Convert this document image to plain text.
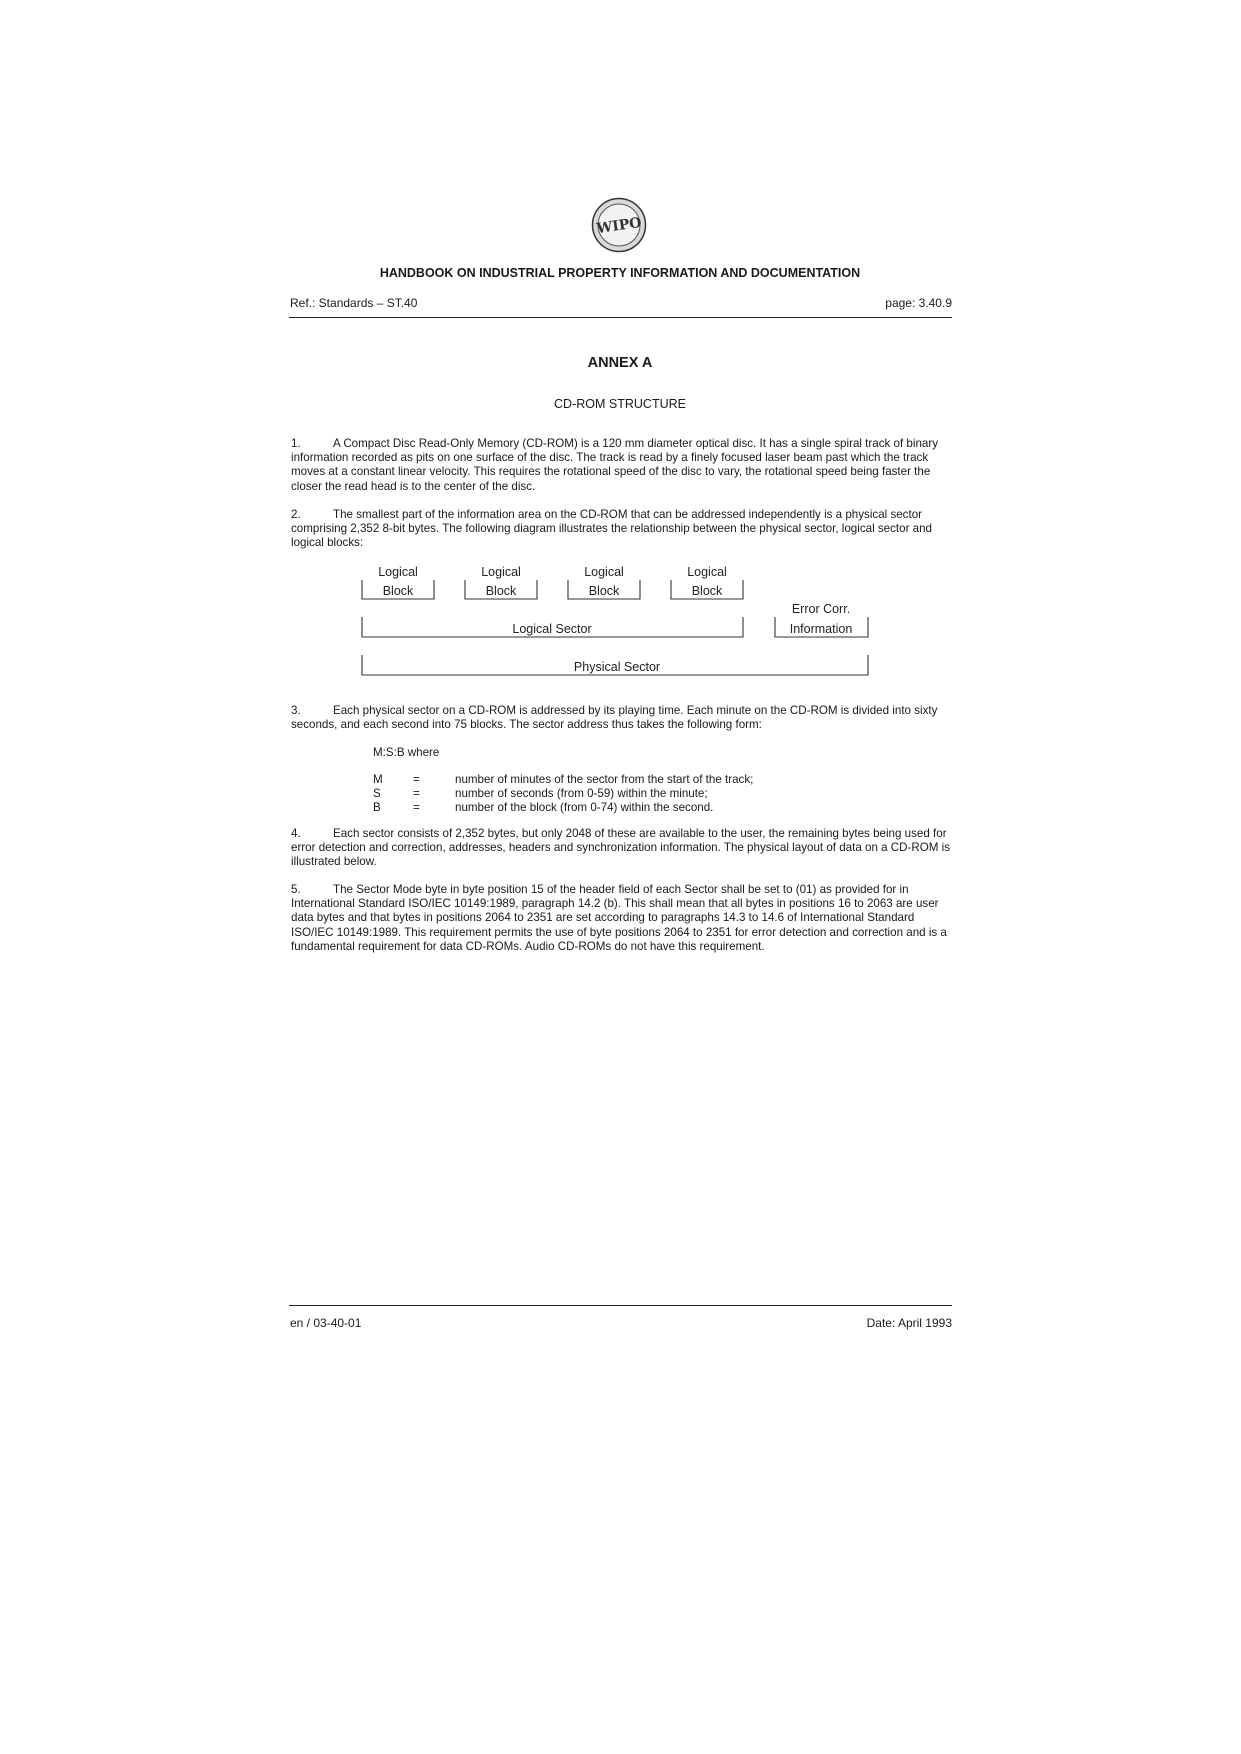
WIPO
HANDBOOK ON INDUSTRIAL PROPERTY INFORMATION AND DOCUMENTATION
Ref.: Standards – ST.40	page: 3.40.9
ANNEX A
CD-ROM STRUCTURE

1.	A Compact Disc Read-Only Memory (CD-ROM) is a 120 mm diameter optical disc. It has a single spiral track of binary information recorded as pits on one surface of the disc. The track is read by a finely focused laser beam past which the track moves at a constant linear velocity. This requires the rotational speed of the disc to vary, the rotational speed being faster the closer the read head is to the center of the disc.

2.	The smallest part of the information area on the CD-ROM that can be addressed independently is a physical sector comprising 2,352 8-bit bytes. The following diagram illustrates the relationship between the physical sector, logical sector and logical blocks:

Logical
Block
Logical
Block
Logical
Block
Logical
Block
Logical Sector
Error Corr.
Information
Physical Sector

3.	Each physical sector on a CD-ROM is addressed by its playing time. Each minute on the CD-ROM is divided into sixty seconds, and each second into 75 blocks. The sector address thus takes the following form:

M:S:B where
M	=	number of minutes of the sector from the start of the track;
S	=	number of seconds (from 0-59) within the minute;
B	=	number of the block (from 0-74) within the second.

4.	Each sector consists of 2,352 bytes, but only 2048 of these are available to the user, the remaining bytes being used for error detection and correction, addresses, headers and synchronization information. The physical layout of data on a CD-ROM is illustrated below.

5.	The Sector Mode byte in byte position 15 of the header field of each Sector shall be set to (01) as provided for in International Standard ISO/IEC 10149:1989, paragraph 14.2 (b). This shall mean that all bytes in positions 16 to 2063 are user data bytes and that bytes in positions 2064 to 2351 are set according to paragraphs 14.3 to 14.6 of International Standard ISO/IEC 10149:1989. This requirement permits the use of byte positions 2064 to 2351 for error detection and correction and is a fundamental requirement for data CD-ROMs. Audio CD-ROMs do not have this requirement.

en / 03-40-01	Date: April 1993
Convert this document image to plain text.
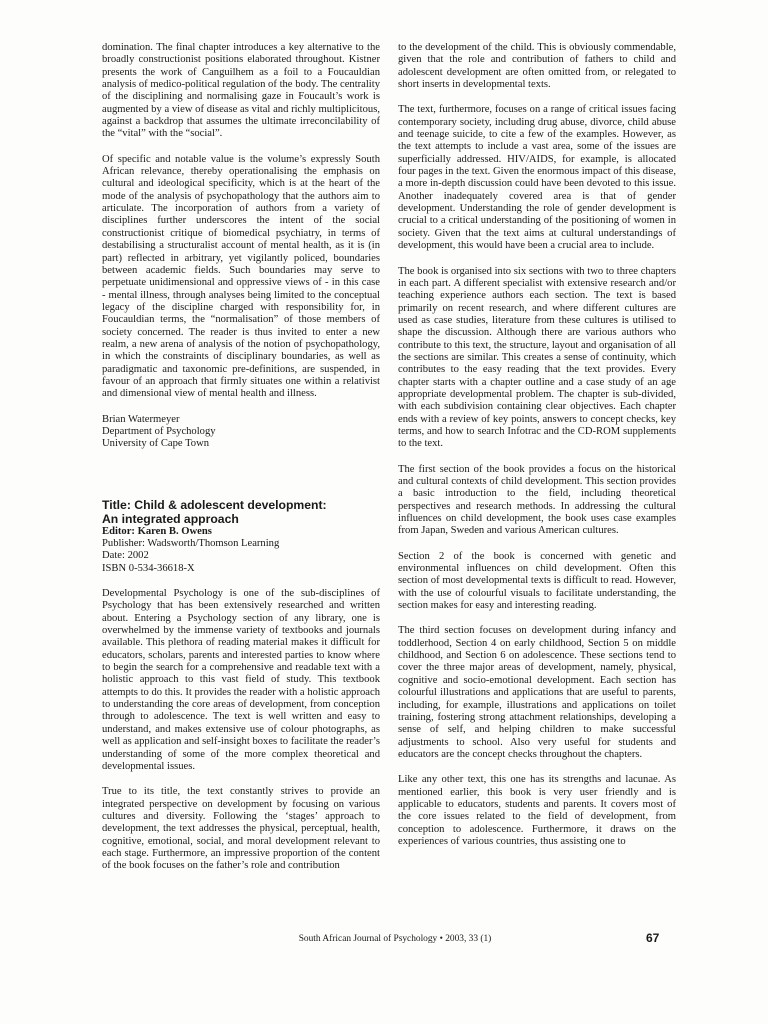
domination. The final chapter introduces a key alternative to the broadly constructionist positions elaborated throughout. Kistner presents the work of Canguilhem as a foil to a Foucauldian analysis of medico-political regulation of the body. The centrality of the disciplining and normalising gaze in Foucault’s work is augmented by a view of disease as vital and richly multiplicitous, against a backdrop that assumes the ultimate irreconcilability of the “vital” with the “social”.

Of specific and notable value is the volume’s expressly South African relevance, thereby operationalising the emphasis on cultural and ideological specificity, which is at the heart of the mode of the analysis of psychopathology that the authors aim to articulate. The incorporation of authors from a variety of disciplines further underscores the intent of the social constructionist critique of biomedical psychiatry, in terms of destabilising a structuralist account of mental health, as it is (in part) reflected in arbitrary, yet vigilantly policed, boundaries between academic fields. Such boundaries may serve to perpetuate unidimensional and oppressive views of - in this case - mental illness, through analyses being limited to the conceptual legacy of the discipline charged with responsibility for, in Foucauldian terms, the “normalisation” of those members of society concerned. The reader is thus invited to enter a new realm, a new arena of analysis of the notion of psychopathology, in which the constraints of disciplinary boundaries, as well as paradigmatic and taxonomic pre-definitions, are suspended, in favour of an approach that firmly situates one within a relativist and dimensional view of mental health and illness.

Brian Watermeyer
Department of Psychology
University of Cape Town
Title: Child & adolescent development:
An integrated approach
Editor: Karen B. Owens
Publisher: Wadsworth/Thomson Learning
Date: 2002
ISBN 0-534-36618-X

Developmental Psychology is one of the sub-disciplines of Psychology that has been extensively researched and written about. Entering a Psychology section of any library, one is overwhelmed by the immense variety of textbooks and journals available. This plethora of reading material makes it difficult for educators, scholars, parents and interested parties to know where to begin the search for a comprehensive and readable text with a holistic approach to this vast field of study. This textbook attempts to do this. It provides the reader with a holistic approach to understanding the core areas of development, from conception through to adolescence. The text is well written and easy to understand, and makes extensive use of colour photographs, as well as application and self-insight boxes to facilitate the reader’s understanding of some of the more complex theoretical and developmental issues.

True to its title, the text constantly strives to provide an integrated perspective on development by focusing on various cultures and diversity. Following the ‘stages’ approach to development, the text addresses the physical, perceptual, health, cognitive, emotional, social, and moral development relevant to each stage. Furthermore, an impressive proportion of the content of the book focuses on the father’s role and contribution

to the development of the child. This is obviously commendable, given that the role and contribution of fathers to child and adolescent development are often omitted from, or relegated to short inserts in developmental texts.

The text, furthermore, focuses on a range of critical issues facing contemporary society, including drug abuse, divorce, child abuse and teenage suicide, to cite a few of the examples. However, as the text attempts to include a vast area, some of the issues are superficially addressed. HIV/AIDS, for example, is allocated four pages in the text. Given the enormous impact of this disease, a more in-depth discussion could have been devoted to this issue. Another inadequately covered area is that of gender development. Understanding the role of gender development is crucial to a critical understanding of the positioning of women in society. Given that the text aims at cultural understandings of development, this would have been a crucial area to include.

The book is organised into six sections with two to three chapters in each part. A different specialist with extensive research and/or teaching experience authors each section. The text is based primarily on recent research, and where different cultures are used as case studies, literature from these cultures is utilised to shape the discussion. Although there are various authors who contribute to this text, the structure, layout and organisation of all the sections are similar. This creates a sense of continuity, which contributes to the easy reading that the text provides. Every chapter starts with a chapter outline and a case study of an age appropriate developmental problem. The chapter is sub-divided, with each subdivision containing clear objectives. Each chapter ends with a review of key points, answers to concept checks, key terms, and how to search Infotrac and the CD-ROM supplements to the text.

The first section of the book provides a focus on the historical and cultural contexts of child development. This section provides a basic introduction to the field, including theoretical perspectives and research methods. In addressing the cultural influences on child development, the book uses case examples from Japan, Sweden and various American cultures.

Section 2 of the book is concerned with genetic and environmental influences on child development. Often this section of most developmental texts is difficult to read. However, with the use of colourful visuals to facilitate understanding, the section makes for easy and interesting reading.

The third section focuses on development during infancy and toddlerhood, Section 4 on early childhood, Section 5 on middle childhood, and Section 6 on adolescence. These sections tend to cover the three major areas of development, namely, physical, cognitive and socio-emotional development. Each section has colourful illustrations and applications that are useful to parents, including, for example, illustrations and applications on toilet training, fostering strong attachment relationships, developing a sense of self, and helping children to make successful adjustments to school. Also very useful for students and educators are the concept checks throughout the chapters.

Like any other text, this one has its strengths and lacunae. As mentioned earlier, this book is very user friendly and is applicable to educators, students and parents. It covers most of the core issues related to the field of development, from conception to adolescence. Furthermore, it draws on the experiences of various countries, thus assisting one to

South African Journal of Psychology • 2003, 33 (1)	67
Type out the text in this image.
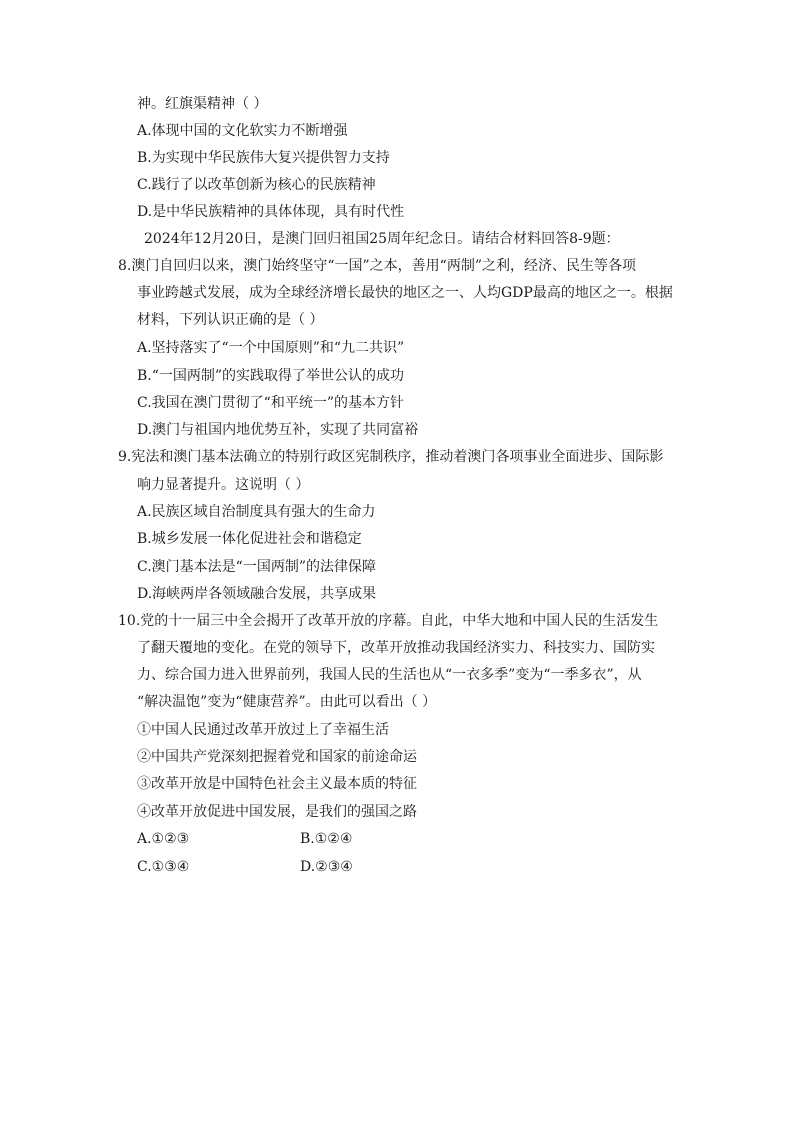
神。红旗渠精神（ ）
A.体现中国的文化软实力不断增强
B.为实现中华民族伟大复兴提供智力支持
C.践行了以改革创新为核心的民族精神
D.是中华民族精神的具体体现，具有时代性
2024年12月20日，是澳门回归祖国25周年纪念日。请结合材料回答8-9题：
8.澳门自回归以来，澳门始终坚守“一国”之本，善用“两制”之利，经济、民生等各项
事业跨越式发展，成为全球经济增长最快的地区之一、人均GDP最高的地区之一。根据
材料，下列认识正确的是（ ）
A.坚持落实了“一个中国原则”和“九二共识”
B.“一国两制”的实践取得了举世公认的成功
C.我国在澳门贯彻了“和平统一”的基本方针
D.澳门与祖国内地优势互补，实现了共同富裕
9.宪法和澳门基本法确立的特别行政区宪制秩序，推动着澳门各项事业全面进步、国际影
响力显著提升。这说明（ ）
A.民族区域自治制度具有强大的生命力
B.城乡发展一体化促进社会和谐稳定
C.澳门基本法是“一国两制”的法律保障
D.海峡两岸各领域融合发展，共享成果
10.党的十一届三中全会揭开了改革开放的序幕。自此，中华大地和中国人民的生活发生
了翻天覆地的变化。在党的领导下，改革开放推动我国经济实力、科技实力、国防实
力、综合国力进入世界前列，我国人民的生活也从“一衣多季”变为“一季多衣”，从
“解决温饱”变为“健康营养”。由此可以看出（ ）
①中国人民通过改革开放过上了幸福生活
②中国共产党深刻把握着党和国家的前途命运
③改革开放是中国特色社会主义最本质的特征
④改革开放促进中国发展，是我们的强国之路
A.①②③	B.①②④
C.①③④	D.②③④
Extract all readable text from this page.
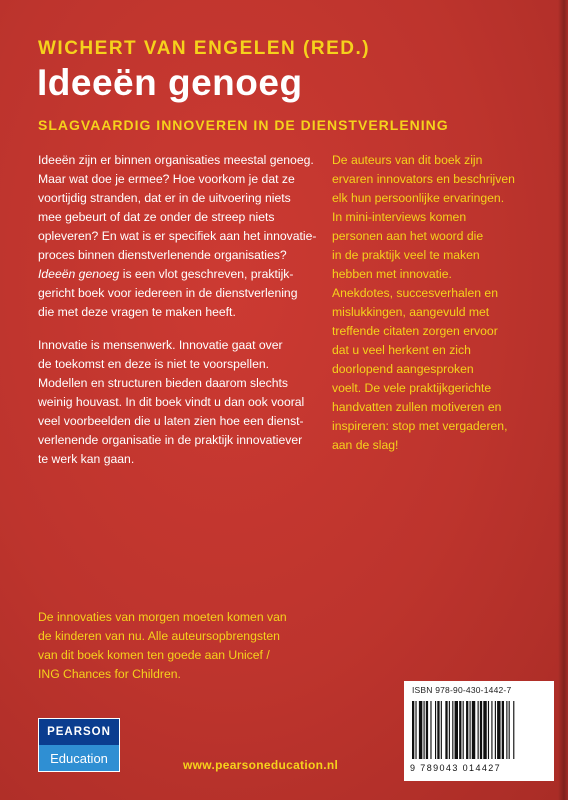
WICHERT VAN ENGELEN (RED.)
Ideeën genoeg
SLAGVAARDIG INNOVEREN IN DE DIENSTVERLENING

Ideeën zijn er binnen organisaties meestal genoeg.
Maar wat doe je ermee? Hoe voorkom je dat ze
voortijdig stranden, dat er in de uitvoering niets
mee gebeurt of dat ze onder de streep niets
opleveren? En wat is er specifiek aan het innovatie-
proces binnen dienstverlenende organisaties?
Ideeën genoeg is een vlot geschreven, praktijk-
gericht boek voor iedereen in de dienstverlening
die met deze vragen te maken heeft.

Innovatie is mensenwerk. Innovatie gaat over
de toekomst en deze is niet te voorspellen.
Modellen en structuren bieden daarom slechts
weinig houvast. In dit boek vindt u dan ook vooral
veel voorbeelden die u laten zien hoe een dienst-
verlenende organisatie in de praktijk innovatiever
te werk kan gaan.

De auteurs van dit boek zijn
ervaren innovators en beschrijven
elk hun persoonlijke ervaringen.
In mini-interviews komen
personen aan het woord die
in de praktijk veel te maken
hebben met innovatie.
Anekdotes, succesverhalen en
mislukkingen, aangevuld met
treffende citaten zorgen ervoor
dat u veel herkent en zich
doorlopend aangesproken
voelt. De vele praktijkgerichte
handvatten zullen motiveren en
inspireren: stop met vergaderen,
aan de slag!

De innovaties van morgen moeten komen van
de kinderen van nu. Alle auteursopbrengsten
van dit boek komen ten goede aan Unicef /
ING Chances for Children.
ISBN 978-90-430-1442-7
9 789043 014427
PEARSON
Education	www.pearsoneducation.nl
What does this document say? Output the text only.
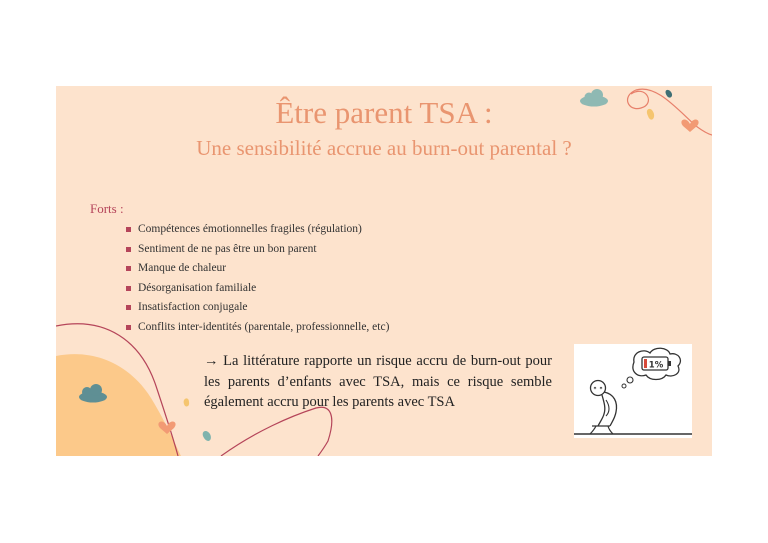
Être parent TSA :
Une sensibilité accrue au burn-out parental ?
Forts :
Compétences émotionnelles fragiles (régulation)
Sentiment de ne pas être un bon parent
Manque de chaleur
Désorganisation familiale
Insatisfaction conjugale
Conflits inter-identités (parentale, professionnelle, etc)
→ La littérature rapporte un risque accru de burn-out pour les parents d’enfants avec TSA, mais ce risque semble également accru pour les parents avec TSA
1%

**What to produce**:
Copy each line of the records that contains the word "addresses".

**Result of this exercise**:
4.	Each sector consists of 2,352 bytes, but only 2048 of these are available to the user, the remaining bytes being used for error detection and correction, addresses, headers and synchronization information. The physical layout of data on a CD-ROM is illustrated below.
True to its title, the text constantly strives to provide an integrated perspective on development by focusing on various cultures and diversity. Following the ‘stages’ approach to development, the text addresses the physical, perceptual, health, cognitive, emotional, social, and moral development relevant to each stage. Furthermore, an impressive proportion of the content of the book focuses on the father’s role and contribution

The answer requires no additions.